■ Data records
++++++

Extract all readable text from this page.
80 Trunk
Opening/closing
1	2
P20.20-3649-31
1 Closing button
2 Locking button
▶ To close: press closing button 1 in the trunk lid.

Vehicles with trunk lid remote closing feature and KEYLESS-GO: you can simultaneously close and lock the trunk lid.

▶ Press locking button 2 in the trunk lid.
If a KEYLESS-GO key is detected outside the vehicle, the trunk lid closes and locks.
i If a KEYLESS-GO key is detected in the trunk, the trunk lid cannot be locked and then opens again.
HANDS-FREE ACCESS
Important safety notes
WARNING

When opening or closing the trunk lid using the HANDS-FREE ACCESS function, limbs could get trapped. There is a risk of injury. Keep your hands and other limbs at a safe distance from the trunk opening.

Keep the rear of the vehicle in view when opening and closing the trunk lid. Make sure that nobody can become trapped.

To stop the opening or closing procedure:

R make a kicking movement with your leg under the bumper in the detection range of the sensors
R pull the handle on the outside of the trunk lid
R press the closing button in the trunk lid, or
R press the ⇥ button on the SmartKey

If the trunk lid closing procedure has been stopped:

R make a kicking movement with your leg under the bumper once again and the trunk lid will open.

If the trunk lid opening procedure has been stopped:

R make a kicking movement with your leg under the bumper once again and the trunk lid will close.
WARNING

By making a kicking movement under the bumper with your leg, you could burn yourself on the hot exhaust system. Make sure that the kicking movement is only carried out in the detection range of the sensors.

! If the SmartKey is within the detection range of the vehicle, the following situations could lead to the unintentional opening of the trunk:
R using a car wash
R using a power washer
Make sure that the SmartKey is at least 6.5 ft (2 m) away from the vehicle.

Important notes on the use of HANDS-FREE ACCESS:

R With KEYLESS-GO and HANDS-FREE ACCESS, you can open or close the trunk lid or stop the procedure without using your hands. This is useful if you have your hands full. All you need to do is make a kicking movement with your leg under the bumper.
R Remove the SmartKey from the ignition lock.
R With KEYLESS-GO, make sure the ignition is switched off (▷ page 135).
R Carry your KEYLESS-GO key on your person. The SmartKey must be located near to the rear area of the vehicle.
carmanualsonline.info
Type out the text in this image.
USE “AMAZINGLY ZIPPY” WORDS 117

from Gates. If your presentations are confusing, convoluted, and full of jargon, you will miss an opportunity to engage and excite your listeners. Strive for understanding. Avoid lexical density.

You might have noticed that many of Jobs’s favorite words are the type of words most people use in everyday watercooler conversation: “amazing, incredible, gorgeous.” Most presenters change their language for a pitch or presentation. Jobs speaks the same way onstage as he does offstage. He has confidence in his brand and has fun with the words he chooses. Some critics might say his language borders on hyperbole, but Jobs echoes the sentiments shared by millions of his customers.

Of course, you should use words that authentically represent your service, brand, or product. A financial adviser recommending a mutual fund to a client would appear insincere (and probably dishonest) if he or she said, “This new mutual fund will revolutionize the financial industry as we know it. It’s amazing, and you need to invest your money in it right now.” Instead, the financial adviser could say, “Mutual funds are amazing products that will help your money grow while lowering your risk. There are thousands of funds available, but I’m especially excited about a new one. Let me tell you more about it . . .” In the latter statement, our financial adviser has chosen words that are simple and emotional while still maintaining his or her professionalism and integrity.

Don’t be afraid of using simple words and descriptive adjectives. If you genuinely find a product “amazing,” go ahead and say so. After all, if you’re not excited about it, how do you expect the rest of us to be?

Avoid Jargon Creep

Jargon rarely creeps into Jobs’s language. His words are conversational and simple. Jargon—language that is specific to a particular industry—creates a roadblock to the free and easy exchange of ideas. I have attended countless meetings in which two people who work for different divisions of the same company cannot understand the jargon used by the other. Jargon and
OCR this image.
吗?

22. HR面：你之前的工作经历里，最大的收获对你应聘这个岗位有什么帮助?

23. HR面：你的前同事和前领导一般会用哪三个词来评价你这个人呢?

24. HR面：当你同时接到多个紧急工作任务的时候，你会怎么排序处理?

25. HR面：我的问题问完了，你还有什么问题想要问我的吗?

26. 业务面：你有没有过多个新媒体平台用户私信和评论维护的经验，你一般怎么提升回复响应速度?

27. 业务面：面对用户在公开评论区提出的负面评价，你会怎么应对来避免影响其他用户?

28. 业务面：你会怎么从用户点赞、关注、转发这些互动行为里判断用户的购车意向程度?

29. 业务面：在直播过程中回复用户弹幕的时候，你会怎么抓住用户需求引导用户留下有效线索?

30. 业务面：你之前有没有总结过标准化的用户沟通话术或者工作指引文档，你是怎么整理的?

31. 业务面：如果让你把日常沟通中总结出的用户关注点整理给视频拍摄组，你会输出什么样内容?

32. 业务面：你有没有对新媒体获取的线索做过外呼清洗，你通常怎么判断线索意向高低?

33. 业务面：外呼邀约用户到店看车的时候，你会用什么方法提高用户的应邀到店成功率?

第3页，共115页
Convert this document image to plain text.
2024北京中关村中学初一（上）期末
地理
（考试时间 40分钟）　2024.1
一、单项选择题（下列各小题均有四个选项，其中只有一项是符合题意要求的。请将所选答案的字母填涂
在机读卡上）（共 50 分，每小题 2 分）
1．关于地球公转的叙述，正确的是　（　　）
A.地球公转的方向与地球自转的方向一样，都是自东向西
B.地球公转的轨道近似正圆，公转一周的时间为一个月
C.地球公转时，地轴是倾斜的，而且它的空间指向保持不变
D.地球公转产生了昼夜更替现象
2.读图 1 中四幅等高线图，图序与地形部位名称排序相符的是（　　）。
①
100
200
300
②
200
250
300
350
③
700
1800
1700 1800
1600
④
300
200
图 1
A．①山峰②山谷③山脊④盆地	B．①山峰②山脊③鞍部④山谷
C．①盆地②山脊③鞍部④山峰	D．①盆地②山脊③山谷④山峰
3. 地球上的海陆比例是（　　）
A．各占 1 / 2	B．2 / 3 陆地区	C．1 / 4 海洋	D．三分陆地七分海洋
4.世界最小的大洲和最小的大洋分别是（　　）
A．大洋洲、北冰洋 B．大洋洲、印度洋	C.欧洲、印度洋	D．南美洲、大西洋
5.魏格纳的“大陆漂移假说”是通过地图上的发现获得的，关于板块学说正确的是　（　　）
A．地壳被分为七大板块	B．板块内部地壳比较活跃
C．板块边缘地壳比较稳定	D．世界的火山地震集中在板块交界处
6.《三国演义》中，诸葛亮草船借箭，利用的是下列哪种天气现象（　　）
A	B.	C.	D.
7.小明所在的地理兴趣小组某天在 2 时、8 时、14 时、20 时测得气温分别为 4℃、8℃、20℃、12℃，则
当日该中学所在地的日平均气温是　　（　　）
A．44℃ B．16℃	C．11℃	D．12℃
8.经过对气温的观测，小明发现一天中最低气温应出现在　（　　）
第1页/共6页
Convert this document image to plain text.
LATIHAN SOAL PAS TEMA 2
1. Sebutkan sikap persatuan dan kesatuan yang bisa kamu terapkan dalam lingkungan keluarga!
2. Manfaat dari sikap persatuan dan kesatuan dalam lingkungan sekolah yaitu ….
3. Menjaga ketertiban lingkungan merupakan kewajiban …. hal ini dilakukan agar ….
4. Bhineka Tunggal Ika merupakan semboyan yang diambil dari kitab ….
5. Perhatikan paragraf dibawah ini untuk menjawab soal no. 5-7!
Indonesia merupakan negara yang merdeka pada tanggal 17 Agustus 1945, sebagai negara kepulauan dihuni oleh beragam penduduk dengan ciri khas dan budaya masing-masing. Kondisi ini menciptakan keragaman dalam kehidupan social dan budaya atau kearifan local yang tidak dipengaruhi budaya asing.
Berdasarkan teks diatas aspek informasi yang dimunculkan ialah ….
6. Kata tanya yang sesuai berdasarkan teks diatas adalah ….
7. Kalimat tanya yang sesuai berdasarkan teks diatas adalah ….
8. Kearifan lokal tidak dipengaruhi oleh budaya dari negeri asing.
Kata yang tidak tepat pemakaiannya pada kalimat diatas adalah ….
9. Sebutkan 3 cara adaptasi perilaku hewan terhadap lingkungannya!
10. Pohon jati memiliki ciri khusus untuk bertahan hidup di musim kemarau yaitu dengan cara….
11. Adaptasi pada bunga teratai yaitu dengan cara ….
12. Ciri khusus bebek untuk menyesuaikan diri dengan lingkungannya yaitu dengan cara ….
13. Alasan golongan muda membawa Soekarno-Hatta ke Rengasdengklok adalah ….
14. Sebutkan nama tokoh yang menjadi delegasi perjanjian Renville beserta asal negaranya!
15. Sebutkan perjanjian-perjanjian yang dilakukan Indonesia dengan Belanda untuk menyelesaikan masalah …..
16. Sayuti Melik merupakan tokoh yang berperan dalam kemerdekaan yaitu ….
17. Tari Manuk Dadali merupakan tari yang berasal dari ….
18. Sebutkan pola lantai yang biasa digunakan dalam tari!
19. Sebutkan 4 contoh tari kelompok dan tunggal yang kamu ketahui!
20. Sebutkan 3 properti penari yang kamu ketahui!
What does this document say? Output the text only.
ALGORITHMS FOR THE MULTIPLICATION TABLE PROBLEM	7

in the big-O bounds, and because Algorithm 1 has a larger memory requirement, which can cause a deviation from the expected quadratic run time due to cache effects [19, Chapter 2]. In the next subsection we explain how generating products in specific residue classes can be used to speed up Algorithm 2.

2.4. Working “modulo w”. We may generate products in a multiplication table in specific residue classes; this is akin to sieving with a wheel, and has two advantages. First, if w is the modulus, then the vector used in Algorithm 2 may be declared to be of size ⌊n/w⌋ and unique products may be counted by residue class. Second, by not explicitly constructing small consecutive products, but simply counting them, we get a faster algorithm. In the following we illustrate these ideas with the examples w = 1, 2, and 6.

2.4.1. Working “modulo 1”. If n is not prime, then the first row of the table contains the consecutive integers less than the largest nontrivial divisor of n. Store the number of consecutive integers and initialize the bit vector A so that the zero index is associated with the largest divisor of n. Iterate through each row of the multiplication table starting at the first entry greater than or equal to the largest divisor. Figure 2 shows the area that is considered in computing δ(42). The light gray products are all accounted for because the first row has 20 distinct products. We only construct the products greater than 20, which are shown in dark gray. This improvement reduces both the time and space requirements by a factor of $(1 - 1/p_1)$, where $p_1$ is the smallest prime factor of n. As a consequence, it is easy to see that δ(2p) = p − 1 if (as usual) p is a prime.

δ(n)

++++++

Count how many lines above contain the word "asing". Reply with the number alone.

■ Task response
2